▶ **Set problem**
Go through the material below and copy all lines with "organismului".

▶ **Records supplied**
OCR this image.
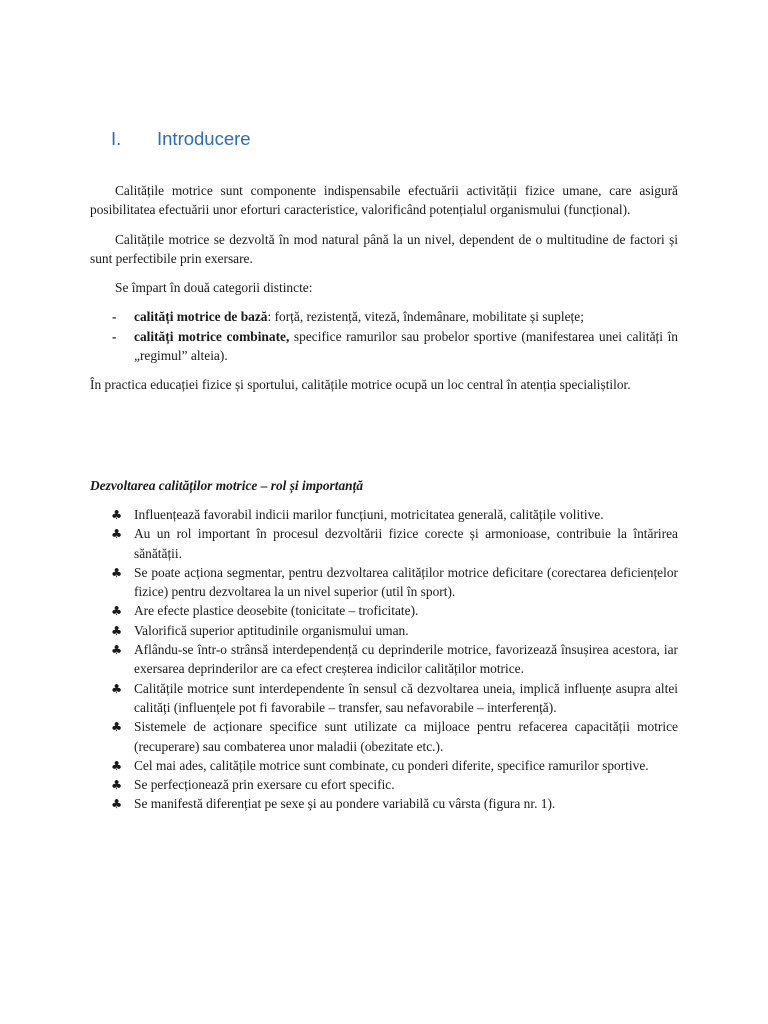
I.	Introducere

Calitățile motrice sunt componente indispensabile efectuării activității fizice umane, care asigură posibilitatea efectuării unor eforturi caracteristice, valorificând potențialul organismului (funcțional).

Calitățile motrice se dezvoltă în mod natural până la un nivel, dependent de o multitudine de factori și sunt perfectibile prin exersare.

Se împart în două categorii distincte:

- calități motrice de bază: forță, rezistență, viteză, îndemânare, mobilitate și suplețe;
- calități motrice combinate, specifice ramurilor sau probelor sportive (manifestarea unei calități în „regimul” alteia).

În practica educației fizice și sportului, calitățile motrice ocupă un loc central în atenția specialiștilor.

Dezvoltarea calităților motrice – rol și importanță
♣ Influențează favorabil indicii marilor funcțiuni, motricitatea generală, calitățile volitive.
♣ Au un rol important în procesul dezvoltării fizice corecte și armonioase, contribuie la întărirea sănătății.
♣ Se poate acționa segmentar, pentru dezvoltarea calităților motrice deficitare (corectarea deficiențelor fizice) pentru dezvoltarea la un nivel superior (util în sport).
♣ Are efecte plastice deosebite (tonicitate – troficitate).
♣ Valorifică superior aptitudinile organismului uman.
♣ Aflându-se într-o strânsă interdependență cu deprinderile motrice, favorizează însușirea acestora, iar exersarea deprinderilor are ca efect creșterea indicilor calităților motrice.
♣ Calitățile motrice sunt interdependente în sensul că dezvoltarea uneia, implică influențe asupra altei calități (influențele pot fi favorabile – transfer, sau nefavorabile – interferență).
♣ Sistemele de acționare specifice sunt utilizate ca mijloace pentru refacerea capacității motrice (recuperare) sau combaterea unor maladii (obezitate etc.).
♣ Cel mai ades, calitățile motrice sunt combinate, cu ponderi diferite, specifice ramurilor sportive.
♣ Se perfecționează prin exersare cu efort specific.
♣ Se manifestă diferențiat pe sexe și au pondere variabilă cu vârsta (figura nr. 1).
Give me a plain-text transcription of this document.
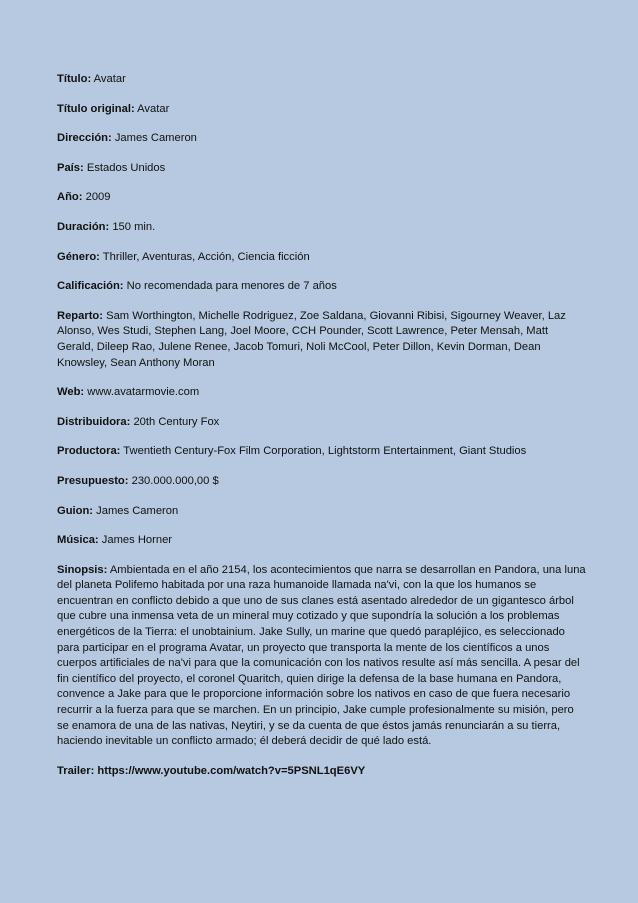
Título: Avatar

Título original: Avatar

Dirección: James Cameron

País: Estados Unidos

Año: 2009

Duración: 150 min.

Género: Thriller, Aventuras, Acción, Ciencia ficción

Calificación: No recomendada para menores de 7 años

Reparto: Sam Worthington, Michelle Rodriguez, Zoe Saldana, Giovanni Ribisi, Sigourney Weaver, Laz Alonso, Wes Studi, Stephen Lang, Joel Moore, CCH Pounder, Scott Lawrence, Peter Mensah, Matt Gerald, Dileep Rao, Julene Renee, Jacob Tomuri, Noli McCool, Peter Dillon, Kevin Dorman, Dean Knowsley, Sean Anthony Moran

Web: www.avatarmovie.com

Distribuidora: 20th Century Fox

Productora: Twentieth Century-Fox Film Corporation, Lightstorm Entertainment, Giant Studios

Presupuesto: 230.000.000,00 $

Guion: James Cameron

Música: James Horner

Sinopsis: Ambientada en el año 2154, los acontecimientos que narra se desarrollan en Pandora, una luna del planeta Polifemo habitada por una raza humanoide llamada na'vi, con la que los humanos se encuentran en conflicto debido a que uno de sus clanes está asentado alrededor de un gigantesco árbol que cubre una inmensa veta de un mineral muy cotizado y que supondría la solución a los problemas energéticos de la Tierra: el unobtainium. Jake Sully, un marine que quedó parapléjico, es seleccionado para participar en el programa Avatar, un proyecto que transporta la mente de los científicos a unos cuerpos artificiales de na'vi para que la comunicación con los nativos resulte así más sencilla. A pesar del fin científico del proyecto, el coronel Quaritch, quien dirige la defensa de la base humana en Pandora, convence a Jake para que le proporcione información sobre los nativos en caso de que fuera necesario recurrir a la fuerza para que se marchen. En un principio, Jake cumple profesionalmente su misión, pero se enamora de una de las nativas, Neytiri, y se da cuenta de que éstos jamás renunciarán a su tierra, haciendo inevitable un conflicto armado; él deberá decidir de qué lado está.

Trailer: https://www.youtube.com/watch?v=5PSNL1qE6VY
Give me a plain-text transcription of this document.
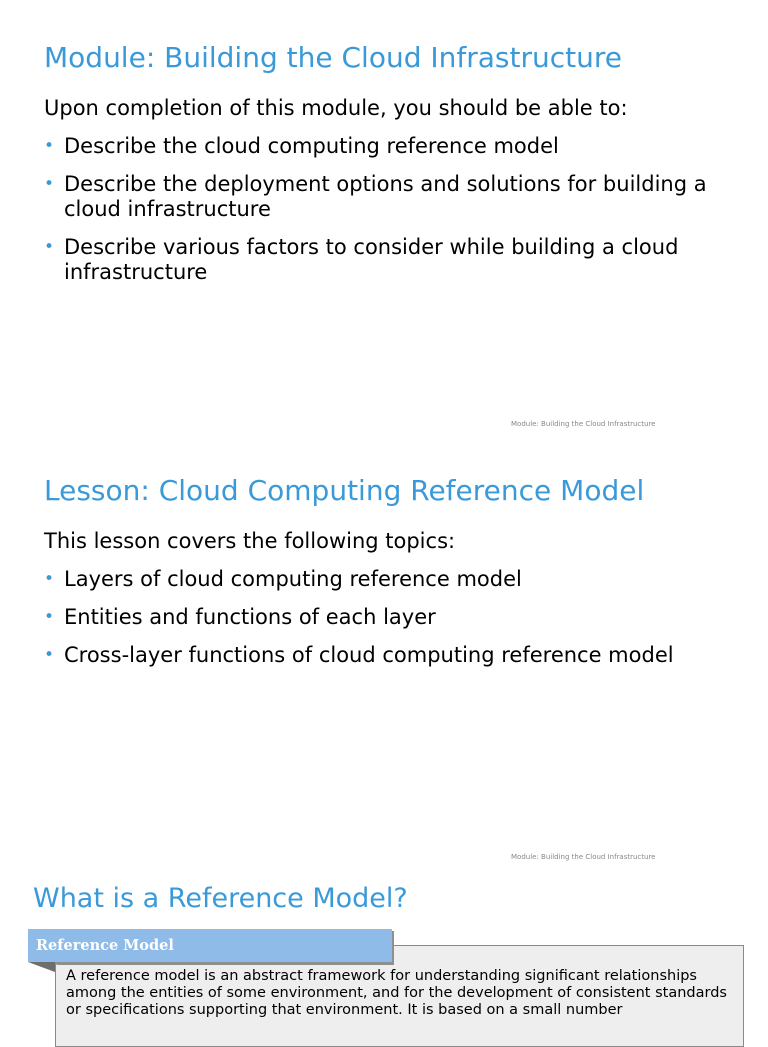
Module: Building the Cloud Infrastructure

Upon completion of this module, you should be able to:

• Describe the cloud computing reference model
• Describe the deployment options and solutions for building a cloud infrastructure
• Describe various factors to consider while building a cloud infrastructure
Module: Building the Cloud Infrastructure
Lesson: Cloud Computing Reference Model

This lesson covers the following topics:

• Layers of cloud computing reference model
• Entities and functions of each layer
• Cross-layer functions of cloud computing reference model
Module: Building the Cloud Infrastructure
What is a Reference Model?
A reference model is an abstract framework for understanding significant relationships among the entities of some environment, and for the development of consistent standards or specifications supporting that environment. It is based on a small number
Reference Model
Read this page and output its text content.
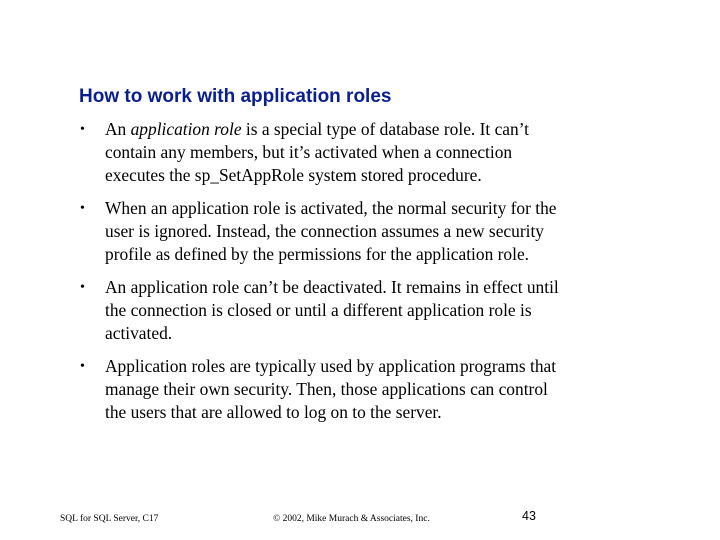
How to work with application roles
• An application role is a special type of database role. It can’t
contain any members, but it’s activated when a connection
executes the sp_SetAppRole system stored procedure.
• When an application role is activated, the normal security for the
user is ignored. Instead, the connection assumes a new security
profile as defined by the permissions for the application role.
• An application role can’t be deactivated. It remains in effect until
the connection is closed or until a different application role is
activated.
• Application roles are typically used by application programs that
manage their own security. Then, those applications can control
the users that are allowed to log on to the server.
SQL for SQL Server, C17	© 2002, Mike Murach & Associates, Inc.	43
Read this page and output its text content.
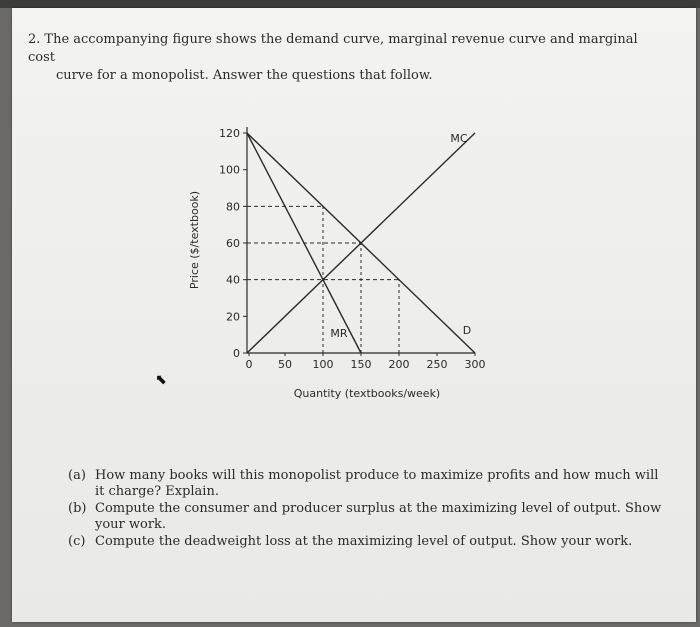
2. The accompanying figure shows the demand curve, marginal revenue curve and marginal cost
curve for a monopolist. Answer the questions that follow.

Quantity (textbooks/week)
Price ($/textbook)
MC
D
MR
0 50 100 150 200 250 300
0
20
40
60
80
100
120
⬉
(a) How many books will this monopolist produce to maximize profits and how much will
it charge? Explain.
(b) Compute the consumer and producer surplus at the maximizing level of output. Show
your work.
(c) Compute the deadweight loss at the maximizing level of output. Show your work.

▶ **Exercise result**
Calitățile motrice sunt componente indispensabile efectuării activității fizice umane, care asigură posibilitatea efectuării unor eforturi caracteristice, valorificând potențialul organismului (funcțional).
♣ Valorifică superior aptitudinile organismului uman.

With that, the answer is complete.